> Written request
Work through the data below and give the number of lines holding "name", nothing more.

#### Given records

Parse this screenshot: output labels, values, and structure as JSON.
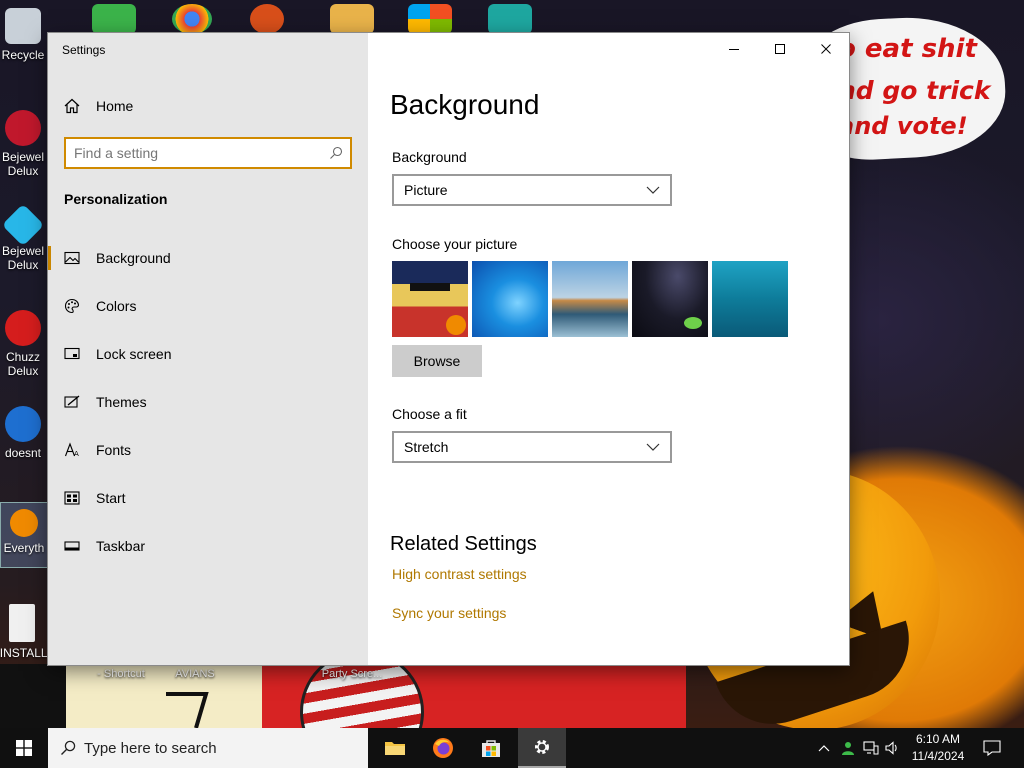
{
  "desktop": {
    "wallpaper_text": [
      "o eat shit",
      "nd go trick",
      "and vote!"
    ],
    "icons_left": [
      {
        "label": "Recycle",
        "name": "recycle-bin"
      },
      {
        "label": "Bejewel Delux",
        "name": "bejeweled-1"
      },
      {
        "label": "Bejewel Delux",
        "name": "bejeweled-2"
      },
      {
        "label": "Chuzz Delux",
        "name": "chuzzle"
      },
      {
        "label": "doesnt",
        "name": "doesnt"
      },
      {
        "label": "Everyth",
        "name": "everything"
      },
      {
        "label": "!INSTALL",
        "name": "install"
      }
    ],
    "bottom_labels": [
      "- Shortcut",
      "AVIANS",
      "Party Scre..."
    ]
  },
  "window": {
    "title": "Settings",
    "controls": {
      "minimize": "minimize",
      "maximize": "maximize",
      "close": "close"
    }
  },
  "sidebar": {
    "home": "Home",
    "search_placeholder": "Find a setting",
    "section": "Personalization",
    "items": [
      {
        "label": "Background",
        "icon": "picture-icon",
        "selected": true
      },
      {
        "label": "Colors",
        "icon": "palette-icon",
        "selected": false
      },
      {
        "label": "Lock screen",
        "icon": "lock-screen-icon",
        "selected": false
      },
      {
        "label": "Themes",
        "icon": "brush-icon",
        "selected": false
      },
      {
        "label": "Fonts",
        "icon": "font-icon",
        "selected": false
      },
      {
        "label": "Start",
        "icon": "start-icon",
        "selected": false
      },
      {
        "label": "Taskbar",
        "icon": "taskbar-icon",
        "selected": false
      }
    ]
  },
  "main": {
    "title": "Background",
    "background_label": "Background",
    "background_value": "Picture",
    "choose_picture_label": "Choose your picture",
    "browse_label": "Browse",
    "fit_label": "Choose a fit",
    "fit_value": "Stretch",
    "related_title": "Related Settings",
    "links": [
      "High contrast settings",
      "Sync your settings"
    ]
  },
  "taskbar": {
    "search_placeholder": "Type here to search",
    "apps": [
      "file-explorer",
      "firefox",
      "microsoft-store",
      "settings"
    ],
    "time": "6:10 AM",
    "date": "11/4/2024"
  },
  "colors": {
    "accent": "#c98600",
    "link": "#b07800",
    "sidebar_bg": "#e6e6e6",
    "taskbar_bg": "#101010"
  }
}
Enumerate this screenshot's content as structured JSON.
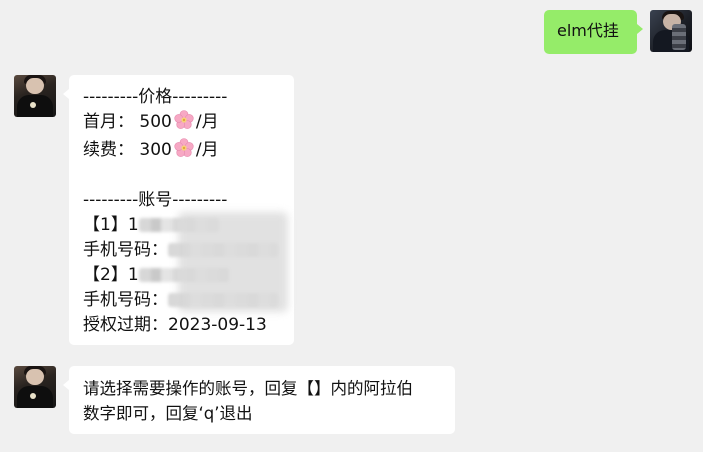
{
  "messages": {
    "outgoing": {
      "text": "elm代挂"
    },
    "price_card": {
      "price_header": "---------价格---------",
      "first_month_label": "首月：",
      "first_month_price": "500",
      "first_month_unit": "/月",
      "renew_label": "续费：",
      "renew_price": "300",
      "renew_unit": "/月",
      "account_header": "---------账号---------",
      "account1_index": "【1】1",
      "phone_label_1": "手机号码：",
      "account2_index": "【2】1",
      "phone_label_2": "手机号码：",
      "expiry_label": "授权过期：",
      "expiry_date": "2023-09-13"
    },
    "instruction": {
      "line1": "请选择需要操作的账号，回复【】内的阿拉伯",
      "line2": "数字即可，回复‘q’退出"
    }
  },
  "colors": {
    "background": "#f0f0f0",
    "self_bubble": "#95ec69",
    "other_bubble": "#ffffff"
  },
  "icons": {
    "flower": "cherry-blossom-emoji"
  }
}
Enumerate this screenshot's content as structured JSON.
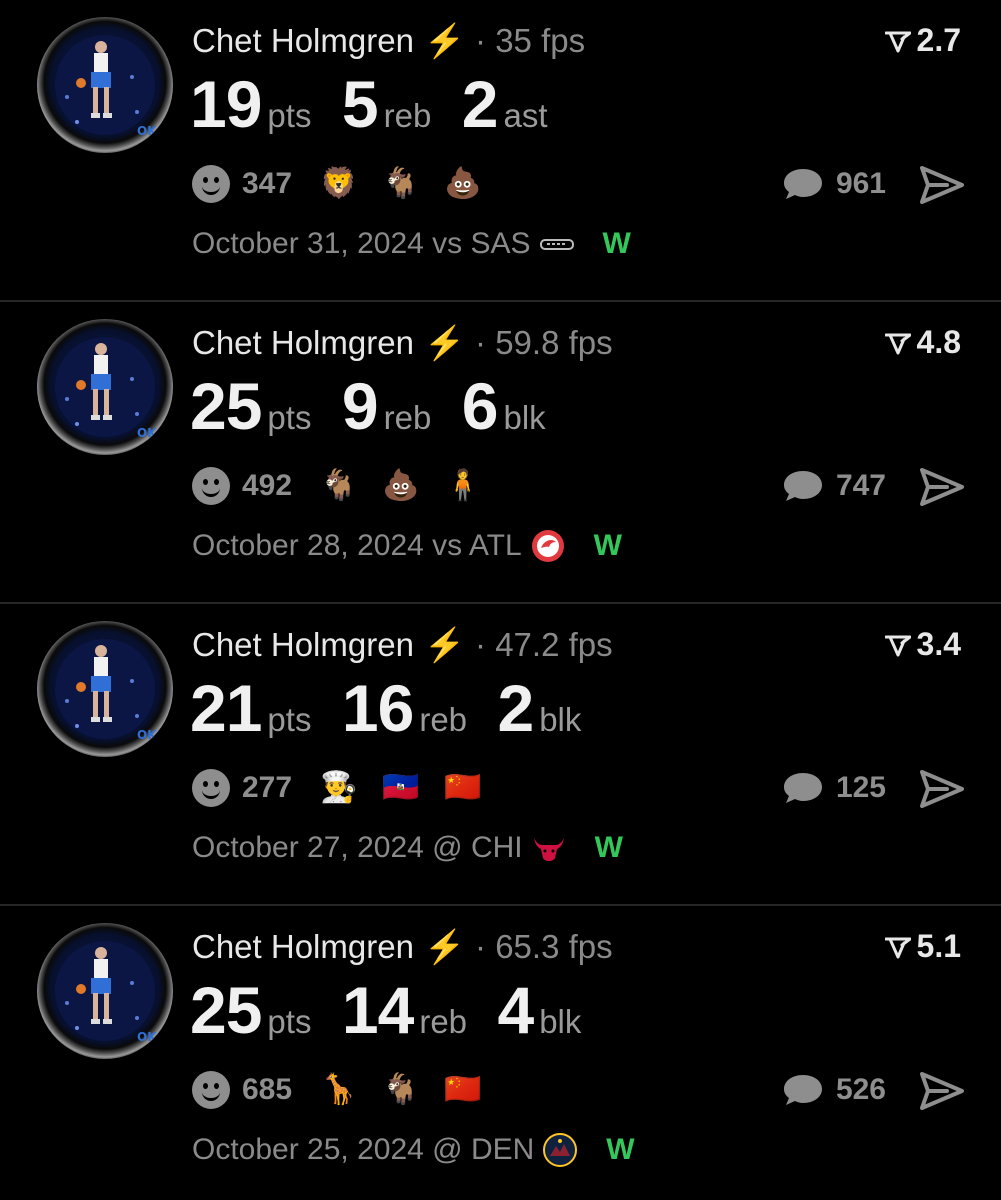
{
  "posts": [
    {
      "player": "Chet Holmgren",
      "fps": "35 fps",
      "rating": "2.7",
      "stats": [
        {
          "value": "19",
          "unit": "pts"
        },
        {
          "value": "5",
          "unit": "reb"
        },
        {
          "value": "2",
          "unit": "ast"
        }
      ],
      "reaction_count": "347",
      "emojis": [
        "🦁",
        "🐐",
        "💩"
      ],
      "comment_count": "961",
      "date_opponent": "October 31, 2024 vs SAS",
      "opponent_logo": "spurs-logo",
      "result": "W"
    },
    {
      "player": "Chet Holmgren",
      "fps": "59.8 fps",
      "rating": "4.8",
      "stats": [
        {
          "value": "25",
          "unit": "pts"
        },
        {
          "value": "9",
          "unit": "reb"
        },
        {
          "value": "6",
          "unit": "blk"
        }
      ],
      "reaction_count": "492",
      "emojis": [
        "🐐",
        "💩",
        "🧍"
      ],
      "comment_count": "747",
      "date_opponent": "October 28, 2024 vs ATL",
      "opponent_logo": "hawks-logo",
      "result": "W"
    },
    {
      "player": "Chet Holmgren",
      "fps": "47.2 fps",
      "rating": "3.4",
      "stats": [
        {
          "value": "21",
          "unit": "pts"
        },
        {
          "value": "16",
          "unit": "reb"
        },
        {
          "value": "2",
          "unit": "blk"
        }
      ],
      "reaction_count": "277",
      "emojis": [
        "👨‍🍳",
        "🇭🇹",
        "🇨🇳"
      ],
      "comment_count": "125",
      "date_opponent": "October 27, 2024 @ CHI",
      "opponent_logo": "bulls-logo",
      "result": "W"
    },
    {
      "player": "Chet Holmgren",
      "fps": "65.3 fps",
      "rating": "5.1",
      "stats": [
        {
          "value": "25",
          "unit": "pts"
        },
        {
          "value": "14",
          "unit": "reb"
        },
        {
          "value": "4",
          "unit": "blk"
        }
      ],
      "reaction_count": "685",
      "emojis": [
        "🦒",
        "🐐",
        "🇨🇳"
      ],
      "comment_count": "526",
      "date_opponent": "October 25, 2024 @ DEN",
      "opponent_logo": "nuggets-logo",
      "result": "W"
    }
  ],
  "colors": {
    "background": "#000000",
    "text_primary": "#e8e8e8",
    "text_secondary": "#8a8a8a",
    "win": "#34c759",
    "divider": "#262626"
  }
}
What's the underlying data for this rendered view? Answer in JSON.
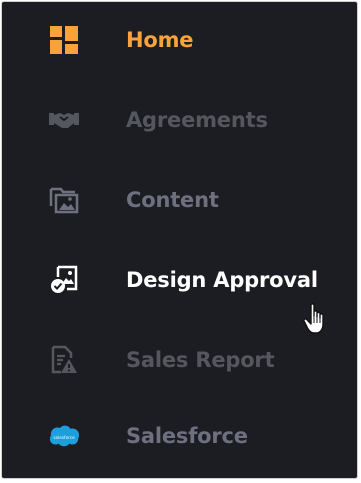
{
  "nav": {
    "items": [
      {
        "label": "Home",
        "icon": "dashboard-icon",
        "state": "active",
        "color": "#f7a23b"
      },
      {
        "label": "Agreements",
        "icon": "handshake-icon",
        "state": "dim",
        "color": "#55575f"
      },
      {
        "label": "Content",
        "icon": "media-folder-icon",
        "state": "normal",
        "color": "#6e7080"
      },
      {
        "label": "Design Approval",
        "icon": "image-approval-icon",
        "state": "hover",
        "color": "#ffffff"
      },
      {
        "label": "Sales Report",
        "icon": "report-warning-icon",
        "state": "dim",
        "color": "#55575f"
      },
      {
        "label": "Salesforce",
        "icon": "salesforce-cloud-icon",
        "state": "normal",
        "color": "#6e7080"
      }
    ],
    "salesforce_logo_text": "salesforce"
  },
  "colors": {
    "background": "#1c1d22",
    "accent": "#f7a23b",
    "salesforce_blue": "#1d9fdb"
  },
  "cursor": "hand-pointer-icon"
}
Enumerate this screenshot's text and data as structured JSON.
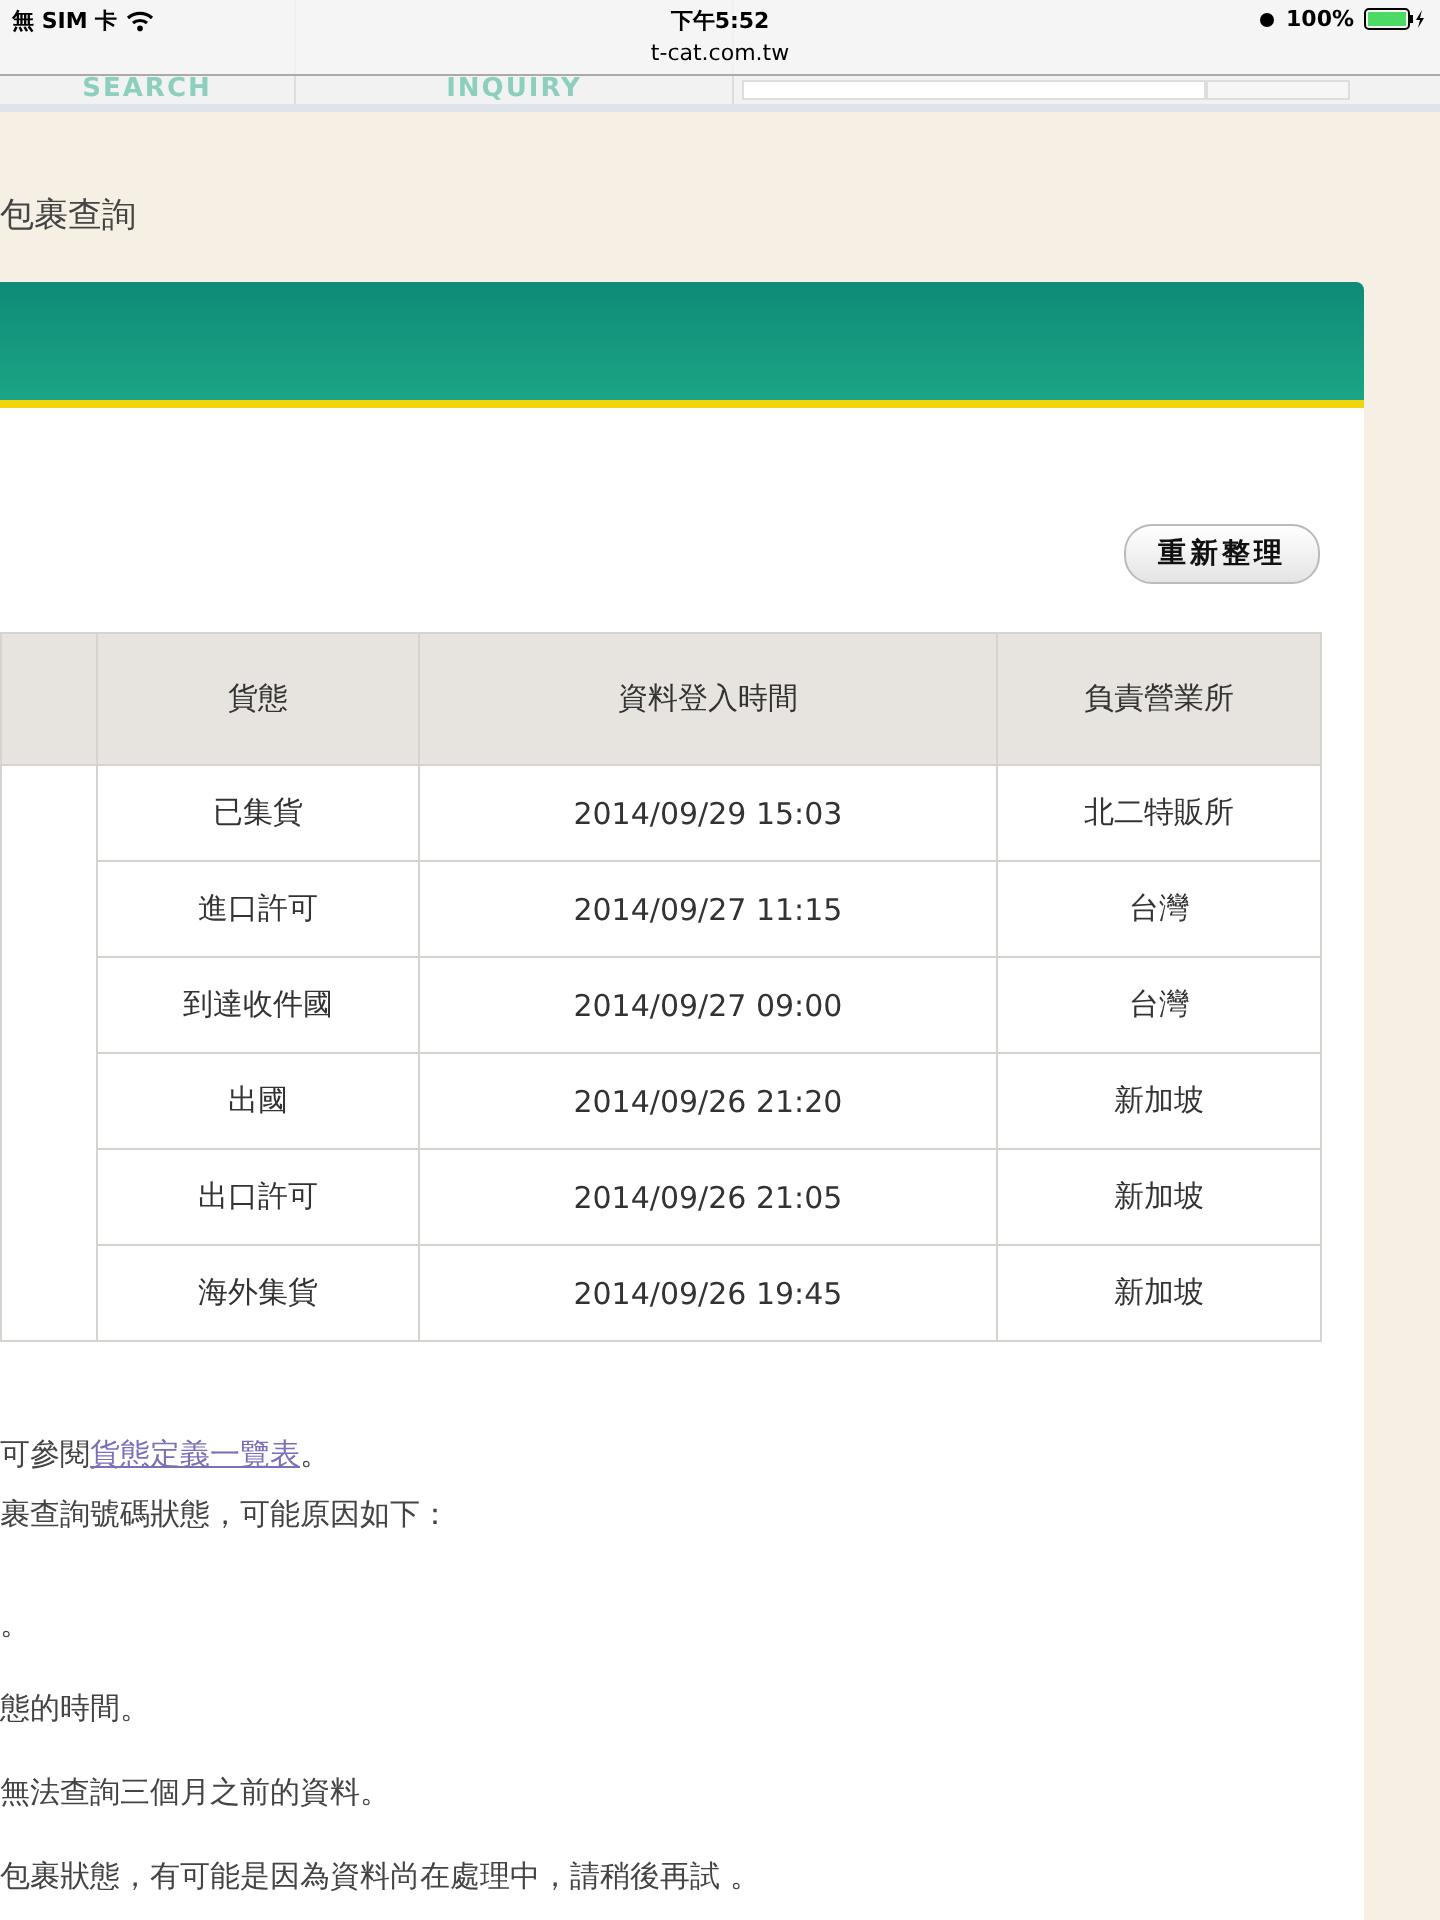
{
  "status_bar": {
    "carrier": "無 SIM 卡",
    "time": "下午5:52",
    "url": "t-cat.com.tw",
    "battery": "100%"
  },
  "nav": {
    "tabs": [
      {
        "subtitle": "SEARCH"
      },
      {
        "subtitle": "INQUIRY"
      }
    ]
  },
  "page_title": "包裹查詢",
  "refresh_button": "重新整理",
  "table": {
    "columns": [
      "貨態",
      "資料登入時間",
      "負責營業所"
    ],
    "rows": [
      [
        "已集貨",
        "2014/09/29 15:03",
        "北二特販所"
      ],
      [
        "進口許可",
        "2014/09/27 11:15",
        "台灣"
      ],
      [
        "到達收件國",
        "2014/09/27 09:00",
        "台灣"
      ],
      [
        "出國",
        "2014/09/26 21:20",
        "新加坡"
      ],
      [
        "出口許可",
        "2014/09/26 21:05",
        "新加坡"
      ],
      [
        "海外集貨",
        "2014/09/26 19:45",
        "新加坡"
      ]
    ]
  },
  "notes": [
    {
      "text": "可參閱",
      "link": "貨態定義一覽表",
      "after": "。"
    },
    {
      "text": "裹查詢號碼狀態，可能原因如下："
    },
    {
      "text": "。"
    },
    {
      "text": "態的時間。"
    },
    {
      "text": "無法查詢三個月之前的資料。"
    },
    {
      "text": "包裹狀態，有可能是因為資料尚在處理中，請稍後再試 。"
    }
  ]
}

########

> Result
7